*EXERCISE GOAL:* Lines containing the string "koncový" are to be collected in full.

*INPUT:*
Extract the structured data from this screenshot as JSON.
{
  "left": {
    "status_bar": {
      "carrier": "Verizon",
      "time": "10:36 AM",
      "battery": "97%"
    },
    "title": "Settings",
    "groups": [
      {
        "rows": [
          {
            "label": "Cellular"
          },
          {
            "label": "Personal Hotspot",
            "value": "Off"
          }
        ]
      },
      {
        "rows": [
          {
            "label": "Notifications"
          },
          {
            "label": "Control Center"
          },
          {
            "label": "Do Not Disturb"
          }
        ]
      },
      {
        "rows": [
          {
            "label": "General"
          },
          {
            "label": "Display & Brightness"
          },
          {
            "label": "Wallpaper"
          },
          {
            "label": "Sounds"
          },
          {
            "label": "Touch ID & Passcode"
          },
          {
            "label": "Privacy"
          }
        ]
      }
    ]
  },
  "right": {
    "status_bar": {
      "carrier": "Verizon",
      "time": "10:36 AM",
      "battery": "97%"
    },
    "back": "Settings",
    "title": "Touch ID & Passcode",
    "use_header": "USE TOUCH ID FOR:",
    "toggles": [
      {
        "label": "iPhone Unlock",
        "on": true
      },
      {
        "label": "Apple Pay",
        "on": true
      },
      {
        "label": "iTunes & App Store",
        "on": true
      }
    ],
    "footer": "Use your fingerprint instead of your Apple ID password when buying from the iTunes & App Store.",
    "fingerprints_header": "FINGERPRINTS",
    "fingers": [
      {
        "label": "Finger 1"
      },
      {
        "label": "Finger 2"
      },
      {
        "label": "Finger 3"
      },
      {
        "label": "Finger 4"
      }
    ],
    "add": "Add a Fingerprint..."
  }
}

==

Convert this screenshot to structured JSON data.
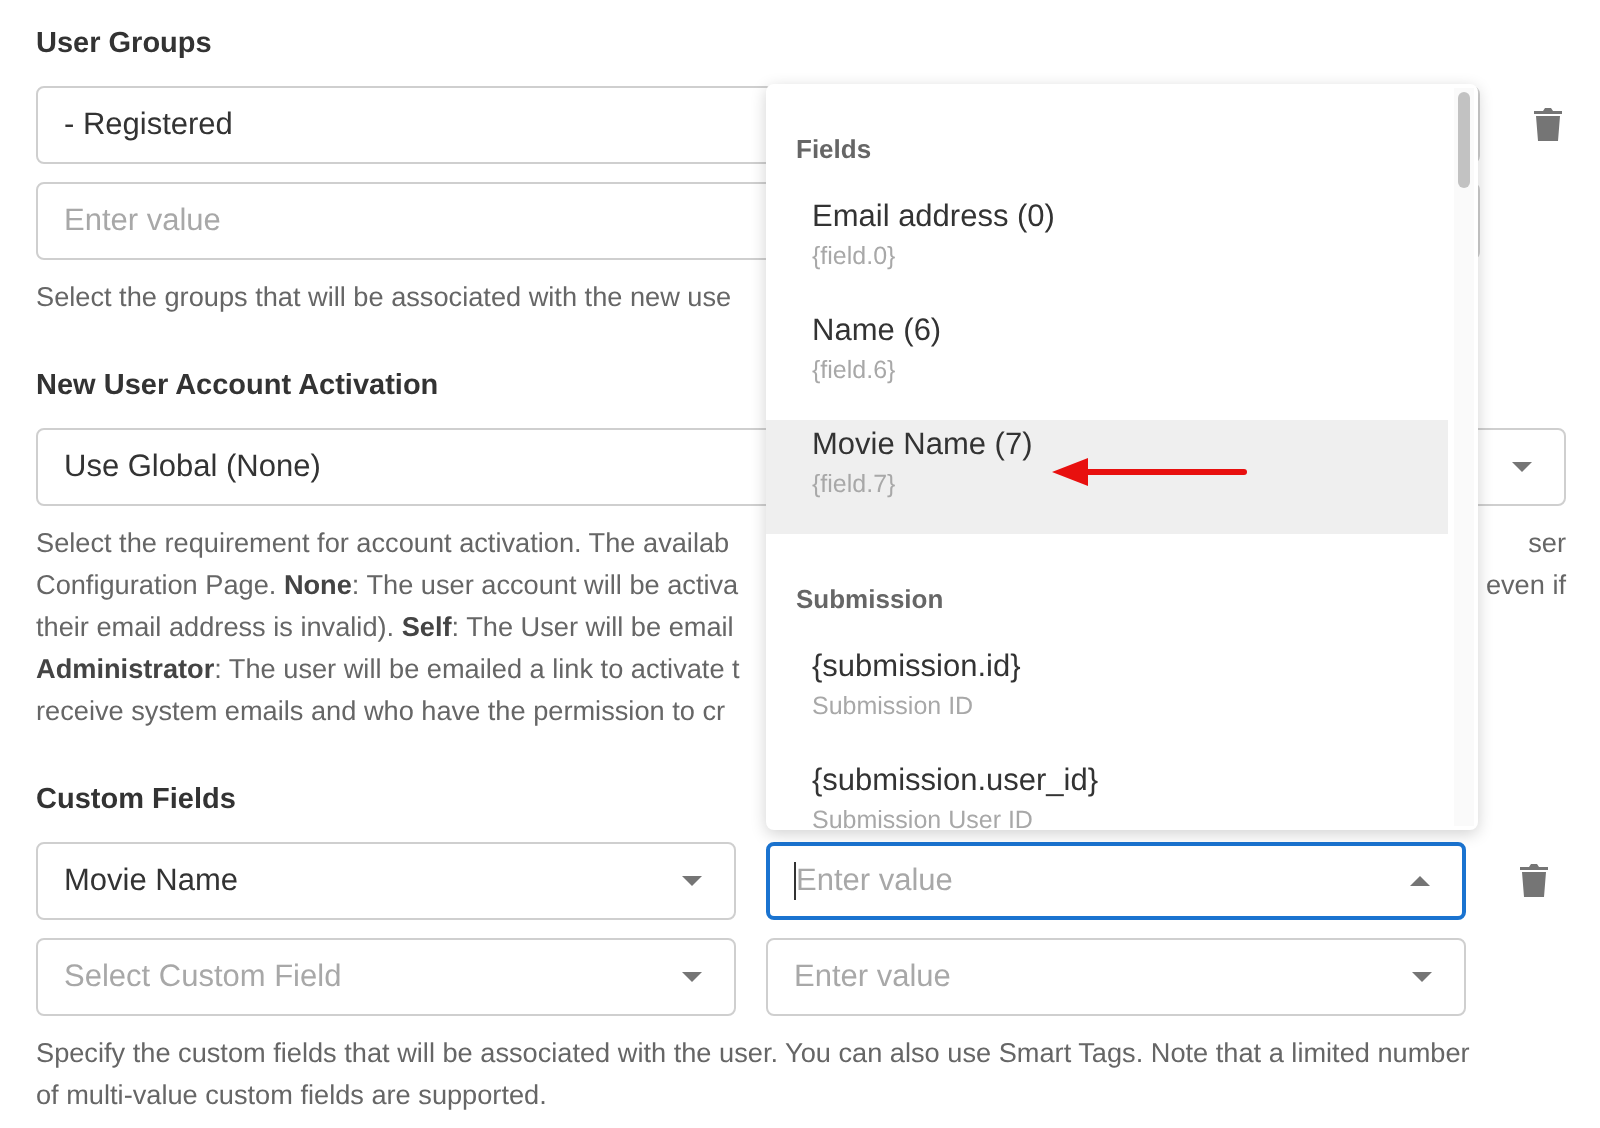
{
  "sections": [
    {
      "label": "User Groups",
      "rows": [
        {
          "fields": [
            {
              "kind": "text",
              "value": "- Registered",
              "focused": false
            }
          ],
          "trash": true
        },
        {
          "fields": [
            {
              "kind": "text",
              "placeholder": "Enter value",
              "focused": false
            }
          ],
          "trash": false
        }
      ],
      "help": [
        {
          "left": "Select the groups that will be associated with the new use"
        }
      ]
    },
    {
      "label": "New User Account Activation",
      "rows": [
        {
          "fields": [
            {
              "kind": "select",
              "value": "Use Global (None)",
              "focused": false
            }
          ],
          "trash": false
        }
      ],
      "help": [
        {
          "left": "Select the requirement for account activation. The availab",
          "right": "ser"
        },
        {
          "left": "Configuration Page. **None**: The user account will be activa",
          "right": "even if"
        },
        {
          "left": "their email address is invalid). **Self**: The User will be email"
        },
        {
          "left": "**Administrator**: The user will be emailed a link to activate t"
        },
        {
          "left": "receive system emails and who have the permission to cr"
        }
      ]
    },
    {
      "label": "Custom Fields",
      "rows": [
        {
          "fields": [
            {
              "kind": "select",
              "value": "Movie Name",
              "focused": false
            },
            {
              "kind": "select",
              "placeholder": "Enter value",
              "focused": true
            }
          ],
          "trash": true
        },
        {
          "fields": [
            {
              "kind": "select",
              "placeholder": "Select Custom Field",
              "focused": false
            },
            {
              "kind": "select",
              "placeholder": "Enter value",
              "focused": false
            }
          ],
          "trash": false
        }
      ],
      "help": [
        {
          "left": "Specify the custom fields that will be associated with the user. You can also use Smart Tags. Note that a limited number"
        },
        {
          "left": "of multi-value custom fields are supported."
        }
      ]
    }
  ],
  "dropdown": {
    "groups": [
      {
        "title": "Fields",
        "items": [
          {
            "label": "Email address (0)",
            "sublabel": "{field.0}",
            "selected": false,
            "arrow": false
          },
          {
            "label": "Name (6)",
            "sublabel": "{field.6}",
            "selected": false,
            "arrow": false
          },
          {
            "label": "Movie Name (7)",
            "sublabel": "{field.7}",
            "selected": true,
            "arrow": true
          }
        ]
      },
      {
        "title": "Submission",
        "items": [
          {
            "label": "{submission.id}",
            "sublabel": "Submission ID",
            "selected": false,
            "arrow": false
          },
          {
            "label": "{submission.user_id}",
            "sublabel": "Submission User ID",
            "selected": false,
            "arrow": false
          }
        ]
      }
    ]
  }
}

* * *

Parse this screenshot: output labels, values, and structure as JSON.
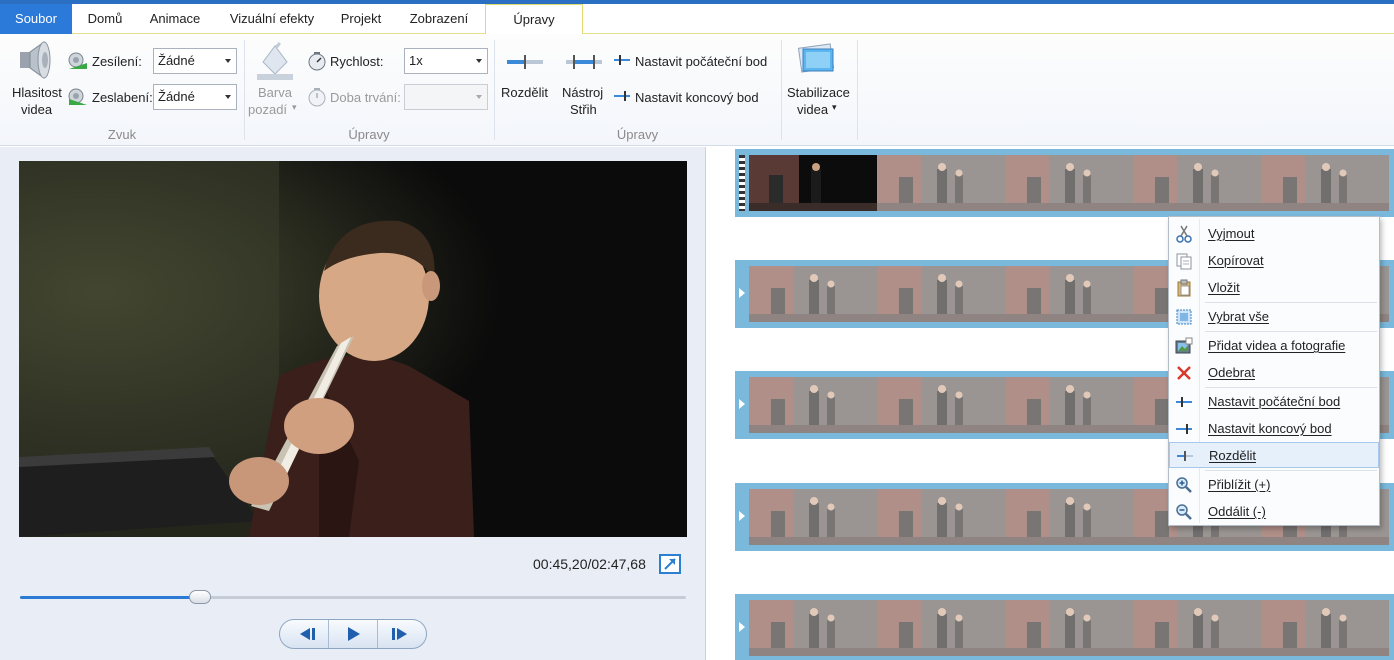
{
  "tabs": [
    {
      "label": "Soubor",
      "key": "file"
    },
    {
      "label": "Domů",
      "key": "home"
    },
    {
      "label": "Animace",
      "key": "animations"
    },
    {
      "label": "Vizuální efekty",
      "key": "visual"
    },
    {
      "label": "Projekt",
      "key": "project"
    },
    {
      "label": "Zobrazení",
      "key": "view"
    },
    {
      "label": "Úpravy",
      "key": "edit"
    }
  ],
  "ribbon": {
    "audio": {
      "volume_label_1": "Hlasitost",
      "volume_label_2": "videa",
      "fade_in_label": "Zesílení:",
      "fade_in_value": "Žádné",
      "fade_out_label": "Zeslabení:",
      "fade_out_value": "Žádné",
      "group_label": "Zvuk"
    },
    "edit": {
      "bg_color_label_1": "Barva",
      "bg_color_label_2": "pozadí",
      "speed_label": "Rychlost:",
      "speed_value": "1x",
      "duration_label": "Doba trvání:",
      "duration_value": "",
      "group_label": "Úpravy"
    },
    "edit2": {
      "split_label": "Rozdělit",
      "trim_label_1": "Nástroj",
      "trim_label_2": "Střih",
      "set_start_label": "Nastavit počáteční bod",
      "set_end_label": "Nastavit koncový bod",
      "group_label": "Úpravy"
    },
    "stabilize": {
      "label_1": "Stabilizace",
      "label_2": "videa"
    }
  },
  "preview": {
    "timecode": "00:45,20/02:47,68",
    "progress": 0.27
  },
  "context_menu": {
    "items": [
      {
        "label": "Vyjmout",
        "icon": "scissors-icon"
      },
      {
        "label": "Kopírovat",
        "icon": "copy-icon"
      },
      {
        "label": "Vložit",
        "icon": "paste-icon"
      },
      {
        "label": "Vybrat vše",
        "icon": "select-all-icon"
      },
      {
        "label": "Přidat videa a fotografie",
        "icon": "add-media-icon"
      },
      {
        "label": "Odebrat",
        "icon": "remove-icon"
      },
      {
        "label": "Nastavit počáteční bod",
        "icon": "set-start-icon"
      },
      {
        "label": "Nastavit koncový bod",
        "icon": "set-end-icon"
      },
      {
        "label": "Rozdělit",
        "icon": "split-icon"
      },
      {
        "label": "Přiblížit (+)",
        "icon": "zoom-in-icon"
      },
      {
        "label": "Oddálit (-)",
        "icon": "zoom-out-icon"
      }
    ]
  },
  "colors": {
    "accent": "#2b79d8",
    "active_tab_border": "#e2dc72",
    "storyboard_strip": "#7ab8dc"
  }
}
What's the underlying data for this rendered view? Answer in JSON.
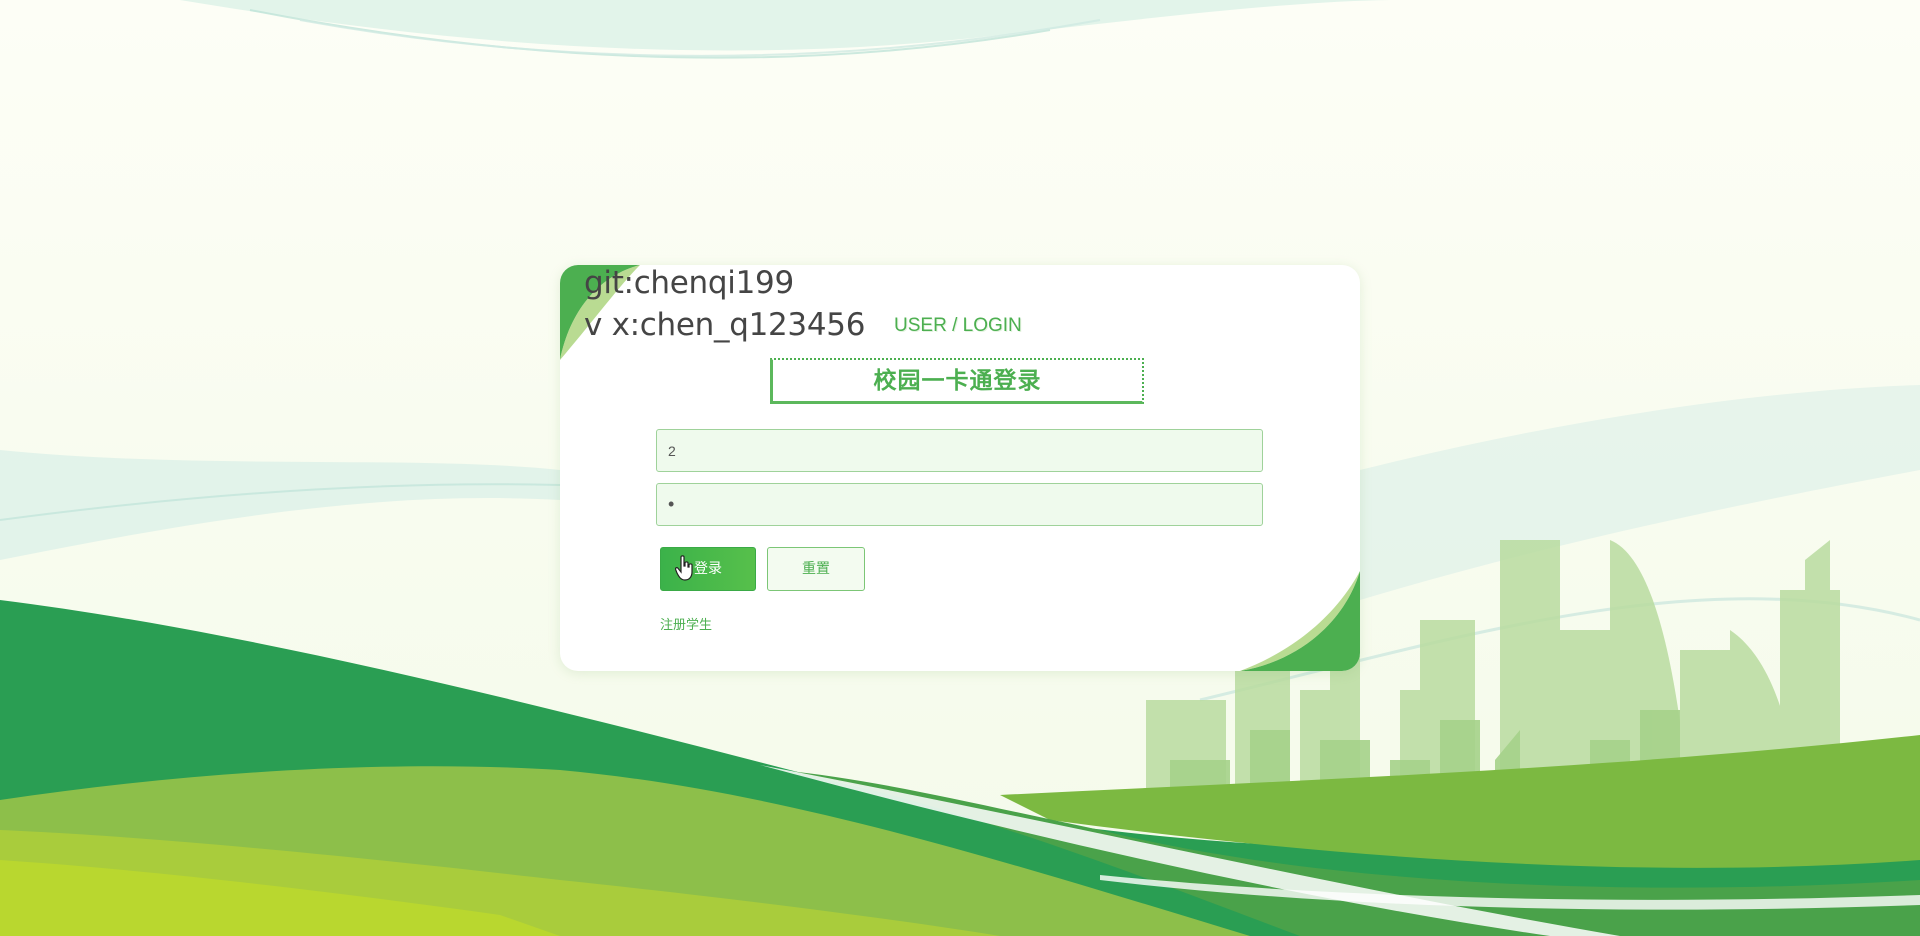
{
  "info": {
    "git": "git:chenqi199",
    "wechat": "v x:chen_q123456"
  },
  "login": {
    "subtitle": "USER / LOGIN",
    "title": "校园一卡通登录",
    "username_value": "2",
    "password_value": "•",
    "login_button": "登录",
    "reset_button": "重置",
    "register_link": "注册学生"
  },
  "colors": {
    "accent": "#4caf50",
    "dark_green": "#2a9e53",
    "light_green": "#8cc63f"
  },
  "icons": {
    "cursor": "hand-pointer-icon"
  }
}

*TASK RESPONSE:*
      "set_end_label": "Nastavit koncový bod",
        "label": "Nastavit koncový bod",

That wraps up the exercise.